[start]

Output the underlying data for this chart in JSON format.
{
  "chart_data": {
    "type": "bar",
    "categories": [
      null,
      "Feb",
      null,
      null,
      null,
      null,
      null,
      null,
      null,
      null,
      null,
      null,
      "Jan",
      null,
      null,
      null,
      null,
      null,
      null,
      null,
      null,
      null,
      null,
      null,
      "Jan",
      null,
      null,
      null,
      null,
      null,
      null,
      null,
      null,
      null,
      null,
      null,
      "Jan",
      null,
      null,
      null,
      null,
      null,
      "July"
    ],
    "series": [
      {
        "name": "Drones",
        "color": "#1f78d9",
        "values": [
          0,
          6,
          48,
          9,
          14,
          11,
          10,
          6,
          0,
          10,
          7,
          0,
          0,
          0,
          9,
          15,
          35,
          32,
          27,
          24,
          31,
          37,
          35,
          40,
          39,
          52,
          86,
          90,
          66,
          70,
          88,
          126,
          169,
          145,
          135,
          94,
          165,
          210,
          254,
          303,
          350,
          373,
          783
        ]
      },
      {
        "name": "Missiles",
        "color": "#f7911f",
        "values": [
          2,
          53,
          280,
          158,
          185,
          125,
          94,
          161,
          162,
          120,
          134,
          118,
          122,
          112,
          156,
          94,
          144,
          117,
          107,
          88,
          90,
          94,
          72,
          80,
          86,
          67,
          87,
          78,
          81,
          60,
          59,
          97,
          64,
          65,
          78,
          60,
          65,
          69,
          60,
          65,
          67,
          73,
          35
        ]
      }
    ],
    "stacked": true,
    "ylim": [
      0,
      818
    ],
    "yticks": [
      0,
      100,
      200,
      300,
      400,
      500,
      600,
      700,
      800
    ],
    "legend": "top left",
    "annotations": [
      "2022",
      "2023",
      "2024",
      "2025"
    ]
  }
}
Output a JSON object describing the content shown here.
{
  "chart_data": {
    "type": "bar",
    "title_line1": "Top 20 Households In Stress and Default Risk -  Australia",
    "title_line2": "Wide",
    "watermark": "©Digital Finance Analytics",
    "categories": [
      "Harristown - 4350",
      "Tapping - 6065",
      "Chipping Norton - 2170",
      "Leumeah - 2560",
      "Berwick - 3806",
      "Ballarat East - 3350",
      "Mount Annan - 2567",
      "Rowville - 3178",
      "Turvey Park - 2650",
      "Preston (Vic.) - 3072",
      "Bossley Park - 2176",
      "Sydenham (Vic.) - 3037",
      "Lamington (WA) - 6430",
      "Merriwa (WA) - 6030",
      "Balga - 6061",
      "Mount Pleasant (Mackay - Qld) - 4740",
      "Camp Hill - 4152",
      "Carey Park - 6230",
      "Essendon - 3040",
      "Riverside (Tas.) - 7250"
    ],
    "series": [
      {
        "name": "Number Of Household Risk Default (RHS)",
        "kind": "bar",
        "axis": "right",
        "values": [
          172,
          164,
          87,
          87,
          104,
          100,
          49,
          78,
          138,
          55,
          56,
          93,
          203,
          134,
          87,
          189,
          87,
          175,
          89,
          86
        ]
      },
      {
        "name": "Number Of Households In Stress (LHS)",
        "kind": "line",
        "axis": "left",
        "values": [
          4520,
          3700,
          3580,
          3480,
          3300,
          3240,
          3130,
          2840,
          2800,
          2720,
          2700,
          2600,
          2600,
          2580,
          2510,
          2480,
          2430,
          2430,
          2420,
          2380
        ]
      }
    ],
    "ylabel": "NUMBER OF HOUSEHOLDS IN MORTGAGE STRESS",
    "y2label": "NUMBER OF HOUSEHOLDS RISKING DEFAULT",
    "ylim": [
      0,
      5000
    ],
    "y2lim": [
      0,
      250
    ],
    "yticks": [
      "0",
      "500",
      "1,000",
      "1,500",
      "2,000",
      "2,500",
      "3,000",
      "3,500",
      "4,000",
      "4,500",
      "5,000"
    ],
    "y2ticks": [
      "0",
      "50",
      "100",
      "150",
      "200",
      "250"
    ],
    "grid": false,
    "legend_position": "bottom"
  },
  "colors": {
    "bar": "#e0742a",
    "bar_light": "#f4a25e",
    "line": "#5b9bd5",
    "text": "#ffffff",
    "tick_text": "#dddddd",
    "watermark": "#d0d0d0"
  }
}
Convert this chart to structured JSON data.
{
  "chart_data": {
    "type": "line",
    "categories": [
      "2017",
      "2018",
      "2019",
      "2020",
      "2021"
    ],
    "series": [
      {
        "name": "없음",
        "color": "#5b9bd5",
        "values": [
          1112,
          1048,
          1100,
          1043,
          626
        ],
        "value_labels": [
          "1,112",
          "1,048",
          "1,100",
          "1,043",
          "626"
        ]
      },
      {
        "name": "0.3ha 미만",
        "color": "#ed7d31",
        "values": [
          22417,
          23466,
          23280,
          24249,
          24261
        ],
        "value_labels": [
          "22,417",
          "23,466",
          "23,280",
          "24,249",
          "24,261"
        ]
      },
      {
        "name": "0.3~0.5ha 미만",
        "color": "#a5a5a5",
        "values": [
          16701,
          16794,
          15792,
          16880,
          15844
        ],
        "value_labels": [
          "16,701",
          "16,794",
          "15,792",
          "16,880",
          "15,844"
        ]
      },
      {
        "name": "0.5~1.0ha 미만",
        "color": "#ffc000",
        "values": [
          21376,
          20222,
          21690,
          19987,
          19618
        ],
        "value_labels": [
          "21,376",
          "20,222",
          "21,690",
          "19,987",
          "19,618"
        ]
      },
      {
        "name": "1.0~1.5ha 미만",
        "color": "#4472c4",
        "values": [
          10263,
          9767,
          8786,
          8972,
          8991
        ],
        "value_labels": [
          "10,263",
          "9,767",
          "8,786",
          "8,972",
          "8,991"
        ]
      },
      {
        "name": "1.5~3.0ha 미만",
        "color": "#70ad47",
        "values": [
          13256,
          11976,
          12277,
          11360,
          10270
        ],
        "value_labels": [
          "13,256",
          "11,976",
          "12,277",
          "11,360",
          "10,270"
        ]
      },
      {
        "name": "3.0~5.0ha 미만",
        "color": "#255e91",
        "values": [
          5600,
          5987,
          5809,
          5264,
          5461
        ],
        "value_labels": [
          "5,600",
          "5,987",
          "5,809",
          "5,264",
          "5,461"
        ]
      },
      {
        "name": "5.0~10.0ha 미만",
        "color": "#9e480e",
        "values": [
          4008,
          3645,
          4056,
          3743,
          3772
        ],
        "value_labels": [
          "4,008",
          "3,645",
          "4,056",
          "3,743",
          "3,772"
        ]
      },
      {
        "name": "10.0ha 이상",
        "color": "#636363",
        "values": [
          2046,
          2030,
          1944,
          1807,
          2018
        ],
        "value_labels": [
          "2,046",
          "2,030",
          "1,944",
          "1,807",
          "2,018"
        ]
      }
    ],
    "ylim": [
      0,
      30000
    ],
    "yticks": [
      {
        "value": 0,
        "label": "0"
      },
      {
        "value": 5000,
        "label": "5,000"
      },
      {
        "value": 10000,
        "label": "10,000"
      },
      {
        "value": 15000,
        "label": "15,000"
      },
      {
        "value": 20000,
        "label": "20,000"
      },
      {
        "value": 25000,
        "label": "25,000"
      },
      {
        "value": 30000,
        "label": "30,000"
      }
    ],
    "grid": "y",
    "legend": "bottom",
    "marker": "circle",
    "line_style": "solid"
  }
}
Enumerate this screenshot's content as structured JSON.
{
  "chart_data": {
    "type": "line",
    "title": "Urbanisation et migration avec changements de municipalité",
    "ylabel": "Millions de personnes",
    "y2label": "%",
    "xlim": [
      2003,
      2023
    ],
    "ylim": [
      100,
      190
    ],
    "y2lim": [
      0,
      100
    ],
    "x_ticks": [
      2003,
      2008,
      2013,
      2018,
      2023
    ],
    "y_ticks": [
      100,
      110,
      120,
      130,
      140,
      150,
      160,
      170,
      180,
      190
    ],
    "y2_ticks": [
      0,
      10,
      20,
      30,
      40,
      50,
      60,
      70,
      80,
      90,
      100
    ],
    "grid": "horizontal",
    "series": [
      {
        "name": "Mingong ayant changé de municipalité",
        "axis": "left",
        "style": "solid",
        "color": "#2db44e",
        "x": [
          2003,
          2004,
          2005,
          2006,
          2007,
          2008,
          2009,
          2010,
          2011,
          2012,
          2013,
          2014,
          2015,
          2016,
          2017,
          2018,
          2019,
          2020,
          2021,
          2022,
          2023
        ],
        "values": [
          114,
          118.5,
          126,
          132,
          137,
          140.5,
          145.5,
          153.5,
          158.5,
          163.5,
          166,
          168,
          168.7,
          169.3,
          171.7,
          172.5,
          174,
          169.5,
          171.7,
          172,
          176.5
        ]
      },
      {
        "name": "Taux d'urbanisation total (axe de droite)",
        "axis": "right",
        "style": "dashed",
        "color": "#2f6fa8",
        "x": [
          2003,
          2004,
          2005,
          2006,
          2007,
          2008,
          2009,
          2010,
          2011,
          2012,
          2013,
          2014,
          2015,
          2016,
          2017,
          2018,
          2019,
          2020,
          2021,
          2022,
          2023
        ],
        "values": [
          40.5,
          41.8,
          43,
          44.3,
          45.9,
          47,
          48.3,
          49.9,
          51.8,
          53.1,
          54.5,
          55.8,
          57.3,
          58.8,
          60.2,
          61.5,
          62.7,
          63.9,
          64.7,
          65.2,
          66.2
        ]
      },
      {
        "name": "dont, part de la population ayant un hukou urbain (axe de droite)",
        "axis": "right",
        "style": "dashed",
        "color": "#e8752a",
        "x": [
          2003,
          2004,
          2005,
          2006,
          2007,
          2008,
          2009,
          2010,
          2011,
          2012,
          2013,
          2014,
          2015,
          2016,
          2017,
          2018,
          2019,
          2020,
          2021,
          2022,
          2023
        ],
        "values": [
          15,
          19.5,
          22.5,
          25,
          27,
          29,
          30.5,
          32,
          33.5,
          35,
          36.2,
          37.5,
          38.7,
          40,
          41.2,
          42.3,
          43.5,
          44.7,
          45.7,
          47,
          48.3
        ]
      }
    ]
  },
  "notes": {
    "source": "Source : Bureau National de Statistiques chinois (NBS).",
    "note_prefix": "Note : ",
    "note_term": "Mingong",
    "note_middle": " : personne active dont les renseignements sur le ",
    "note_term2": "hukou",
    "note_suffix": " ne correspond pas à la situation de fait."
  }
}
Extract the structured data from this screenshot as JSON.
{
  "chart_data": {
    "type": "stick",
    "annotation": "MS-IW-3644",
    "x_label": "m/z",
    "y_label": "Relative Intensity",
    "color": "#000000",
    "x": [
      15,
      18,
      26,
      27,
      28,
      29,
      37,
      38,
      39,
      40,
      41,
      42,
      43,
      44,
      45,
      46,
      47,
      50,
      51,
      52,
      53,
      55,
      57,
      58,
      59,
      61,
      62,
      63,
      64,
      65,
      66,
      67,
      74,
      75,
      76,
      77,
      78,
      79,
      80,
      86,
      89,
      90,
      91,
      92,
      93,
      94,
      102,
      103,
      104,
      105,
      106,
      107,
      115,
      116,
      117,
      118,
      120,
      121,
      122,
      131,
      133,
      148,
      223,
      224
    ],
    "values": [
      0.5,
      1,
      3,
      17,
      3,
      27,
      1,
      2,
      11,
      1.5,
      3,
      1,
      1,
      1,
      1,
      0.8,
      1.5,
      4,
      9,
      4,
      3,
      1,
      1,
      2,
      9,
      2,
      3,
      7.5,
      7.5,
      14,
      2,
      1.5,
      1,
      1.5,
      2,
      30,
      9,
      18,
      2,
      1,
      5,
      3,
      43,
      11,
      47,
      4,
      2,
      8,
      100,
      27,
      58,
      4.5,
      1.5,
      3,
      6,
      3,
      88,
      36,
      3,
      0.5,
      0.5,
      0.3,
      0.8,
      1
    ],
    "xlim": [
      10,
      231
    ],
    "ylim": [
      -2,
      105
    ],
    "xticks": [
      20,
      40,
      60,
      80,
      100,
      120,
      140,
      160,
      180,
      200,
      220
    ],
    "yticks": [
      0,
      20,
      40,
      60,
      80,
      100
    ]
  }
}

[end]

**WHAT IS REQUIRED**
Return exactly, and only, the line containing "Extract the structured" and every line after it through the end of the material.

**RESULT OF THIS TASK**
Extract the structured data from this screenshot as JSON.
{
  "chart_data": {
    "type": "stick",
    "annotation": "MS-IW-3644",
    "x_label": "m/z",
    "y_label": "Relative Intensity",
    "color": "#000000",
    "x": [
      15,
      18,
      26,
      27,
      28,
      29,
      37,
      38,
      39,
      40,
      41,
      42,
      43,
      44,
      45,
      46,
      47,
      50,
      51,
      52,
      53,
      55,
      57,
      58,
      59,
      61,
      62,
      63,
      64,
      65,
      66,
      67,
      74,
      75,
      76,
      77,
      78,
      79,
      80,
      86,
      89,
      90,
      91,
      92,
      93,
      94,
      102,
      103,
      104,
      105,
      106,
      107,
      115,
      116,
      117,
      118,
      120,
      121,
      122,
      131,
      133,
      148,
      223,
      224
    ],
    "values": [
      0.5,
      1,
      3,
      17,
      3,
      27,
      1,
      2,
      11,
      1.5,
      3,
      1,
      1,
      1,
      1,
      0.8,
      1.5,
      4,
      9,
      4,
      3,
      1,
      1,
      2,
      9,
      2,
      3,
      7.5,
      7.5,
      14,
      2,
      1.5,
      1,
      1.5,
      2,
      30,
      9,
      18,
      2,
      1,
      5,
      3,
      43,
      11,
      47,
      4,
      2,
      8,
      100,
      27,
      58,
      4.5,
      1.5,
      3,
      6,
      3,
      88,
      36,
      3,
      0.5,
      0.5,
      0.3,
      0.8,
      1
    ],
    "xlim": [
      10,
      231
    ],
    "ylim": [
      -2,
      105
    ],
    "xticks": [
      20,
      40,
      60,
      80,
      100,
      120,
      140,
      160,
      180,
      200,
      220
    ],
    "yticks": [
      0,
      20,
      40,
      60,
      80,
      100
    ]
  }
}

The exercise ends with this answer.